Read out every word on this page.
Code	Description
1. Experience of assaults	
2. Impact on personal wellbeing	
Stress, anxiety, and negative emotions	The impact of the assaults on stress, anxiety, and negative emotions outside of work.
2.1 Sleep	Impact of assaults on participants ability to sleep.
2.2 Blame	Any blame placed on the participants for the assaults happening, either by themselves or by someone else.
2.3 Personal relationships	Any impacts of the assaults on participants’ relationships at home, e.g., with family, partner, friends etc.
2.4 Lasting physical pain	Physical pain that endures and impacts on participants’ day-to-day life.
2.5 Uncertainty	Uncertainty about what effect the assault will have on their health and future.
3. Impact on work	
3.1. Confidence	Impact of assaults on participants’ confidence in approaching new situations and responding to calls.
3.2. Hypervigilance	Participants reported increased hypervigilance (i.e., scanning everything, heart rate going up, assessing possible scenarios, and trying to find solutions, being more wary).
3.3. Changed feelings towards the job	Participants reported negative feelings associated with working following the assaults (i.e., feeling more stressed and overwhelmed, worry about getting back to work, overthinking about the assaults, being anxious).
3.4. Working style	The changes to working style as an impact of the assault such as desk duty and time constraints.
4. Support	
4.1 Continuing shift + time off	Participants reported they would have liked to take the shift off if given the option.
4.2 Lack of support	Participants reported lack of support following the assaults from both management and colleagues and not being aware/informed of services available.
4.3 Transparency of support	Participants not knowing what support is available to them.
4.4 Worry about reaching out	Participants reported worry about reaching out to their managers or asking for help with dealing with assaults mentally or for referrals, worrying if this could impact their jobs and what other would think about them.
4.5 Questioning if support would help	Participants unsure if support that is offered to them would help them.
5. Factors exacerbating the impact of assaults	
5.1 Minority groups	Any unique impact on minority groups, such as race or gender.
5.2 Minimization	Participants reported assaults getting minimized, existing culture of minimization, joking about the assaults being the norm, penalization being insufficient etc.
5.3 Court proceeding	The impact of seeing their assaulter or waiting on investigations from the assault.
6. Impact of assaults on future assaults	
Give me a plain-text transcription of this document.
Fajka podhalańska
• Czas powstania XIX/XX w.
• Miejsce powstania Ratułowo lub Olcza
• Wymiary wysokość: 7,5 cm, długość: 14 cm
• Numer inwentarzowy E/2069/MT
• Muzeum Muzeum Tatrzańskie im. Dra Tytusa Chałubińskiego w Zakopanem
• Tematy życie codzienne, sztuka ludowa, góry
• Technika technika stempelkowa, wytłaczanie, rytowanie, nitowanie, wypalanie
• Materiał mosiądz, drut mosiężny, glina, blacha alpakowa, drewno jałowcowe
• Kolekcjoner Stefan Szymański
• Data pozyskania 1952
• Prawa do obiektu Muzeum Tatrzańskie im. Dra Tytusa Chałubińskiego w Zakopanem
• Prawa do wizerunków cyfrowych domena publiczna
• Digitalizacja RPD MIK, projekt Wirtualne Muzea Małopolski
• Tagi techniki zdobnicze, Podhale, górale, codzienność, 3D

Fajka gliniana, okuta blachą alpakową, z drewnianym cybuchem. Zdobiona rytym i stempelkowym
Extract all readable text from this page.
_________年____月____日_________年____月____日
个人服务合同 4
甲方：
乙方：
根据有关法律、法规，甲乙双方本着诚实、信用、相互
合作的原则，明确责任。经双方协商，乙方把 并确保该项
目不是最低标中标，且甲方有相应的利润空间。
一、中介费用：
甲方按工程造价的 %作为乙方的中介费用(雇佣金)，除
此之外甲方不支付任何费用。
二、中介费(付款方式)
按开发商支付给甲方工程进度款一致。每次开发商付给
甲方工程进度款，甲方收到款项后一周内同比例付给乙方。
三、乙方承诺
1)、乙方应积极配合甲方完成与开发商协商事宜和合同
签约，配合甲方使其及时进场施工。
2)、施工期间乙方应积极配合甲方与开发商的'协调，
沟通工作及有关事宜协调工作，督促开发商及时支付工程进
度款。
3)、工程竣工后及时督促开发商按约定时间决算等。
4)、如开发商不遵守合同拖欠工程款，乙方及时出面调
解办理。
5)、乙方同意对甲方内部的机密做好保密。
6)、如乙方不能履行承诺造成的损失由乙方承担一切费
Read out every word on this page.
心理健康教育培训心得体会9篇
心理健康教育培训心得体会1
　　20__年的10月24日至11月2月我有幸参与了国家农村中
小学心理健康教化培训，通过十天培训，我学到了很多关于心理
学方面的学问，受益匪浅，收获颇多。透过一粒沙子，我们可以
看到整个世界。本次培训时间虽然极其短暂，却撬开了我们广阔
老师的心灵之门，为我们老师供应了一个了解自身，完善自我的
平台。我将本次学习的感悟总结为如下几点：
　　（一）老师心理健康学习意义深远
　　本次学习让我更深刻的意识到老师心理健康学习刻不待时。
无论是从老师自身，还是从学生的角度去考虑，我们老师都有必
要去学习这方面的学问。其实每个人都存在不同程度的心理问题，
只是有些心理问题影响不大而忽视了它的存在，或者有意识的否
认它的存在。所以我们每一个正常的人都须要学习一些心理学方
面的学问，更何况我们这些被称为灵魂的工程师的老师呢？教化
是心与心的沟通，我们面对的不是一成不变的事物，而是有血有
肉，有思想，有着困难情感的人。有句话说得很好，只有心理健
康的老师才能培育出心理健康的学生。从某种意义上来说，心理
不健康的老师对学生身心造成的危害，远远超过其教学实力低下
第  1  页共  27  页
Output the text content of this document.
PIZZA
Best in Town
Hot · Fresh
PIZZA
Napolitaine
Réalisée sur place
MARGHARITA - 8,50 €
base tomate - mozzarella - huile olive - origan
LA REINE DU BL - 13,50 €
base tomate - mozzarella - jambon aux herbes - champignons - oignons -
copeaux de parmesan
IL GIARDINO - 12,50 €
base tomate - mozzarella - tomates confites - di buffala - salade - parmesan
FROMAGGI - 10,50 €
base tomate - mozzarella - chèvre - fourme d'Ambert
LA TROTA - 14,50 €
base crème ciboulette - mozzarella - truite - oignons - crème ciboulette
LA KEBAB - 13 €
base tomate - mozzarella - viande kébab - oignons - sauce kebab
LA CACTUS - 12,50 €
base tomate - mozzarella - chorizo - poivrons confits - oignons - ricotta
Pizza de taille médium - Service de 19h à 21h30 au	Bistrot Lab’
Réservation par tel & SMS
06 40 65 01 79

• • • • • • •

> [What is expected] Collect the lines that hold "have".

> [Response]
2.5 Uncertainty	Uncertainty about what effect the assault will have on their health and future.
4.1 Continuing shift + time off	Participants reported they would have liked to take the shift off if given the option.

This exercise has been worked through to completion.